#### Requirement
Copy out the complete listing, word for word.

[Dataset entries on figures]
-.-.-
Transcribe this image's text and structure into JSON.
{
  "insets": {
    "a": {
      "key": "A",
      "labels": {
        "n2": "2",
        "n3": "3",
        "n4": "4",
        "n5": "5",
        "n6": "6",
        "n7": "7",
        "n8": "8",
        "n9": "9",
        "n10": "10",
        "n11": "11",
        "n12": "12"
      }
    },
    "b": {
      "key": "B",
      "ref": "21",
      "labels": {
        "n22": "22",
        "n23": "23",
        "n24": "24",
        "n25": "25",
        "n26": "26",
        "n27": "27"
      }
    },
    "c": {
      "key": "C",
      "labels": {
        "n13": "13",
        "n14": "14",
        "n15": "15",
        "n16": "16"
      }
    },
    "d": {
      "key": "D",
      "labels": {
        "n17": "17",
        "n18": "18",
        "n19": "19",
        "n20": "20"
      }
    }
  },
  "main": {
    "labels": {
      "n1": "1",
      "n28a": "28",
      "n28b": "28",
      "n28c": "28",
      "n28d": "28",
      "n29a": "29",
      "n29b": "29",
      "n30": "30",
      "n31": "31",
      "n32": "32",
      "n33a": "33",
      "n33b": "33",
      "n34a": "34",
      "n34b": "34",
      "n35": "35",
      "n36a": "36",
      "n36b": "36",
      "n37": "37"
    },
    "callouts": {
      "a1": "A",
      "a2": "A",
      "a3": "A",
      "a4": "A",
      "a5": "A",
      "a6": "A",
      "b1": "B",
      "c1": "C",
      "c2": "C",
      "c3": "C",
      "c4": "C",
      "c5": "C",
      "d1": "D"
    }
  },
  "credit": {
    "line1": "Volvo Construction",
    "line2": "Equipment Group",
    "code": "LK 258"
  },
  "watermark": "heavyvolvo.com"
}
-.-.-
#### Solution to the exercise
Transcribe this image's text and structure into JSON.
{
  "insets": {
    "a": {
      "key": "A",
      "labels": {
        "n2": "2",
        "n3": "3",
        "n4": "4",
        "n5": "5",
        "n6": "6",
        "n7": "7",
        "n8": "8",
        "n9": "9",
        "n10": "10",
        "n11": "11",
        "n12": "12"
      }
    },
    "b": {
      "key": "B",
      "ref": "21",
      "labels": {
        "n22": "22",
        "n23": "23",
        "n24": "24",
        "n25": "25",
        "n26": "26",
        "n27": "27"
      }
    },
    "c": {
      "key": "C",
      "labels": {
        "n13": "13",
        "n14": "14",
        "n15": "15",
        "n16": "16"
      }
    },
    "d": {
      "key": "D",
      "labels": {
        "n17": "17",
        "n18": "18",
        "n19": "19",
        "n20": "20"
      }
    }
  },
  "main": {
    "labels": {
      "n1": "1",
      "n28a": "28",
      "n28b": "28",
      "n28c": "28",
      "n28d": "28",
      "n29a": "29",
      "n29b": "29",
      "n30": "30",
      "n31": "31",
      "n32": "32",
      "n33a": "33",
      "n33b": "33",
      "n34a": "34",
      "n34b": "34",
      "n35": "35",
      "n36a": "36",
      "n36b": "36",
      "n37": "37"
    },
    "callouts": {
      "a1": "A",
      "a2": "A",
      "a3": "A",
      "a4": "A",
      "a5": "A",
      "a6": "A",
      "b1": "B",
      "c1": "C",
      "c2": "C",
      "c3": "C",
      "c4": "C",
      "c5": "C",
      "d1": "D"
    }
  },
  "credit": {
    "line1": "Volvo Construction",
    "line2": "Equipment Group",
    "code": "LK 258"
  },
  "watermark": "heavyvolvo.com"
}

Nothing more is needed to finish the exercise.